*DATA SHOWN*
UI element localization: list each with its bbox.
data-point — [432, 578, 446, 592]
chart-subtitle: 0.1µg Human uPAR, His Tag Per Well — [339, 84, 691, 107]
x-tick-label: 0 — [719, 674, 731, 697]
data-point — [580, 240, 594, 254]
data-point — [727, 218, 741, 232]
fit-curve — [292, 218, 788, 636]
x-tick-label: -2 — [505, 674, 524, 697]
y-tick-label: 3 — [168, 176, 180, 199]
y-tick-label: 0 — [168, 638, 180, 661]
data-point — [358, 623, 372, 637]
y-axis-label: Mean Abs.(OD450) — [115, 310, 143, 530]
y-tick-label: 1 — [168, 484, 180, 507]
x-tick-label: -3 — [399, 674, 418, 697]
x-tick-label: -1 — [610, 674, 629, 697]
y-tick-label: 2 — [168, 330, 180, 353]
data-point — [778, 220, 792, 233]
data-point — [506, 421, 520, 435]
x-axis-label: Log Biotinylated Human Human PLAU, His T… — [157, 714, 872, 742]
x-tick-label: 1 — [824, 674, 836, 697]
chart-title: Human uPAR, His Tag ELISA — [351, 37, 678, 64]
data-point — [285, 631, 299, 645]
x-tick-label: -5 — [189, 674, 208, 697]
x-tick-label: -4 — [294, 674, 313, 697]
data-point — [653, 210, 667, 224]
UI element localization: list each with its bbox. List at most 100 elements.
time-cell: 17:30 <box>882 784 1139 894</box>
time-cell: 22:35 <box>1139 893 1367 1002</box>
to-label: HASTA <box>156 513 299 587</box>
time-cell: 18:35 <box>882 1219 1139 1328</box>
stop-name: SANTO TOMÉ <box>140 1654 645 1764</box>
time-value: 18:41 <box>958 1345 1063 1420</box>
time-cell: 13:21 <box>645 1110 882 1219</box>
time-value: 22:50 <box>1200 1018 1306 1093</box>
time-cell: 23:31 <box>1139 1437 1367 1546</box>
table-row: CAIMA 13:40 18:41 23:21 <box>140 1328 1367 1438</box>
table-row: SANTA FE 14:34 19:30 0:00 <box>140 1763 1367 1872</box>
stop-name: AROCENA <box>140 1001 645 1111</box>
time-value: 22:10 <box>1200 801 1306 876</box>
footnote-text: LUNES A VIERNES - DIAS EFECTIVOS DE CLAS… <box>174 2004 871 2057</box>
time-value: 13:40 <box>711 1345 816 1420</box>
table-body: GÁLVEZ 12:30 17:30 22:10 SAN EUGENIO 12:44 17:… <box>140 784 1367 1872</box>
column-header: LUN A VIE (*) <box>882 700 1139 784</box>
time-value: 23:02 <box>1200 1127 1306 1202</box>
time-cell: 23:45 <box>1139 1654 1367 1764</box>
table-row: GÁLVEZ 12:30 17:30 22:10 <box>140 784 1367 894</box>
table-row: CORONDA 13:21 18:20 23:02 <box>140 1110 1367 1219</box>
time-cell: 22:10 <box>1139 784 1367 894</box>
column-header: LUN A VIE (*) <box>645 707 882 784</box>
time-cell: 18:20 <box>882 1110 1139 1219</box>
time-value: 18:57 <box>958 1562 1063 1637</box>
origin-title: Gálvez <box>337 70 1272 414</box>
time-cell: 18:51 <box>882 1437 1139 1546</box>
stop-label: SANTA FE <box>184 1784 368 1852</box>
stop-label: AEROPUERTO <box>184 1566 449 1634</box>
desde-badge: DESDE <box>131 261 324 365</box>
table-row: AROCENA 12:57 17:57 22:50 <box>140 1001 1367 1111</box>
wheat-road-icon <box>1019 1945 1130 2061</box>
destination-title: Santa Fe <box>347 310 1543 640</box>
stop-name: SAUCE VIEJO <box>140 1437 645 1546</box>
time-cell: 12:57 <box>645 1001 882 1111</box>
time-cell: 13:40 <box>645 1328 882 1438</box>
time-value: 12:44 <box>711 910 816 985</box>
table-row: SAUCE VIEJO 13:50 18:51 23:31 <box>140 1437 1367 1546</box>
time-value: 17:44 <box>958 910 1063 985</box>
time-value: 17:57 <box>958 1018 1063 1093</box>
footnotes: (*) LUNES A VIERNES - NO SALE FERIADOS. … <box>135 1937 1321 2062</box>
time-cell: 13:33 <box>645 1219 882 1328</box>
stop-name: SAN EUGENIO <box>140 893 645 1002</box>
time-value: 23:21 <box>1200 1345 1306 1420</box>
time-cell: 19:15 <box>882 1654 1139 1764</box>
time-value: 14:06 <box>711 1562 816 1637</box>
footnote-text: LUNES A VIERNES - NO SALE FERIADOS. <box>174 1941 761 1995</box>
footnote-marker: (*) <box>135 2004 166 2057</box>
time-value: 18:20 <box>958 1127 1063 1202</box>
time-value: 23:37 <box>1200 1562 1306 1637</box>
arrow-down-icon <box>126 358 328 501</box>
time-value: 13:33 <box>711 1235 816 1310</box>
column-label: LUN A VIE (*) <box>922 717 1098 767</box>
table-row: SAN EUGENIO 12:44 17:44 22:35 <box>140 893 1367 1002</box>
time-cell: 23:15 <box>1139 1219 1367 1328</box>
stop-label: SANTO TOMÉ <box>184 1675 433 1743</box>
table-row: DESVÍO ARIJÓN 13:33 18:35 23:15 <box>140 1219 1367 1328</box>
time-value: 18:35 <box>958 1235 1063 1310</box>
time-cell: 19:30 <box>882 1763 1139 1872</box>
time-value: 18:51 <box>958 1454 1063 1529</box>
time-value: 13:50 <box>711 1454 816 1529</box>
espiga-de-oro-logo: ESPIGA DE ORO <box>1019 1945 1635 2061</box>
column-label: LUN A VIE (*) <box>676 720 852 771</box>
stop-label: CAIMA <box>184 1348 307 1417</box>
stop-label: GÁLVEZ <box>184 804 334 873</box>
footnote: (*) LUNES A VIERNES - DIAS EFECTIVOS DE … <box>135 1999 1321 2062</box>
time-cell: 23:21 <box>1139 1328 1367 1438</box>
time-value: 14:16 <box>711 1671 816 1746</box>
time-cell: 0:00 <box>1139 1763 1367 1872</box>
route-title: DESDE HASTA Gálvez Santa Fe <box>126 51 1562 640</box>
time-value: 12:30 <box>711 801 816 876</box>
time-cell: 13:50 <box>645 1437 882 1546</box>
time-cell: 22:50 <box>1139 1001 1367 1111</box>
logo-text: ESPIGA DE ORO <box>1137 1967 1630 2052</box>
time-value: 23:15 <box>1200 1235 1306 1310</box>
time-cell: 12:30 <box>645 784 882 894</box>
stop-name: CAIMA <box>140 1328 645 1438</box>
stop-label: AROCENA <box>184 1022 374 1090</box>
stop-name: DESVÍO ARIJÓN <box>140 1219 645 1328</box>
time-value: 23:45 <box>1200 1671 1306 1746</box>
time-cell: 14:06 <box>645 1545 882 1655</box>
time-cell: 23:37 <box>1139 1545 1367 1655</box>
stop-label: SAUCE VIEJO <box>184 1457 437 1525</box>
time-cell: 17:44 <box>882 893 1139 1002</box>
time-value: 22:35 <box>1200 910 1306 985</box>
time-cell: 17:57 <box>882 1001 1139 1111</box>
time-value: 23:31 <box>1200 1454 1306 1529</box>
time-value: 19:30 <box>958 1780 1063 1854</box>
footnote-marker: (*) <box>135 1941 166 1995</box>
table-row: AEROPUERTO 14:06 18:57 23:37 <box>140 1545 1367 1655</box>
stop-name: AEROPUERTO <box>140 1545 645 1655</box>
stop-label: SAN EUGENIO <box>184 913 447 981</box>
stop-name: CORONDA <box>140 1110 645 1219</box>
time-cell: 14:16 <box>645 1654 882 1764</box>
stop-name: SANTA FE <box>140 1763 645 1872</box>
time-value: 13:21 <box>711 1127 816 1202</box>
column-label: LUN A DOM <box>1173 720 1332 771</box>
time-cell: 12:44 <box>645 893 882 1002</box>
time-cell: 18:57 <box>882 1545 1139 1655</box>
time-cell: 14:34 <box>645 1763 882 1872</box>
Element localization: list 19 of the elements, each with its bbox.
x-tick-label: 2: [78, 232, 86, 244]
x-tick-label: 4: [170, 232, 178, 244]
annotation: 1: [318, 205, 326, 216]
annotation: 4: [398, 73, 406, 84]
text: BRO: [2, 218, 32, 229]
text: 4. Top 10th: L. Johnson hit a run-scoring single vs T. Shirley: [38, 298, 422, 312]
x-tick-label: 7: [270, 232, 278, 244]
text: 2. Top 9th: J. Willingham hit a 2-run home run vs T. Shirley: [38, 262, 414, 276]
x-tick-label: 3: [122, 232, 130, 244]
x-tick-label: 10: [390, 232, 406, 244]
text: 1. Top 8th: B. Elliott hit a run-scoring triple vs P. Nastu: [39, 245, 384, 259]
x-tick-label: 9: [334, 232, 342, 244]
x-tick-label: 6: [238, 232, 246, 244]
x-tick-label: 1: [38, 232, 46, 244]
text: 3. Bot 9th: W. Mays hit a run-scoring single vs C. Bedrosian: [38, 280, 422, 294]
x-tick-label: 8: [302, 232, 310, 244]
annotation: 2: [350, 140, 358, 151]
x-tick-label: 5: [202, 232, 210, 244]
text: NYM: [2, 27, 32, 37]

*YOUR OBJECTIVE*
Quote the entries verbatim, starting with the first line and ending after the line that contains "x-tick-label: -5 — [189, 674, 208, 697]".

*EXPECTED ANSWER*
UI element localization: list each with its bbox.
data-point — [432, 578, 446, 592]
chart-subtitle: 0.1µg Human uPAR, His Tag Per Well — [339, 84, 691, 107]
x-tick-label: 0 — [719, 674, 731, 697]
data-point — [580, 240, 594, 254]
data-point — [727, 218, 741, 232]
fit-curve — [292, 218, 788, 636]
x-tick-label: -2 — [505, 674, 524, 697]
y-tick-label: 3 — [168, 176, 180, 199]
y-tick-label: 0 — [168, 638, 180, 661]
data-point — [358, 623, 372, 637]
y-axis-label: Mean Abs.(OD450) — [115, 310, 143, 530]
y-tick-label: 1 — [168, 484, 180, 507]
x-tick-label: -3 — [399, 674, 418, 697]
x-tick-label: -1 — [610, 674, 629, 697]
y-tick-label: 2 — [168, 330, 180, 353]
data-point — [778, 220, 792, 233]
data-point — [506, 421, 520, 435]
x-axis-label: Log Biotinylated Human Human PLAU, His T… — [157, 714, 872, 742]
x-tick-label: 1 — [824, 674, 836, 697]
chart-title: Human uPAR, His Tag ELISA — [351, 37, 678, 64]
data-point — [285, 631, 299, 645]
x-tick-label: -5 — [189, 674, 208, 697]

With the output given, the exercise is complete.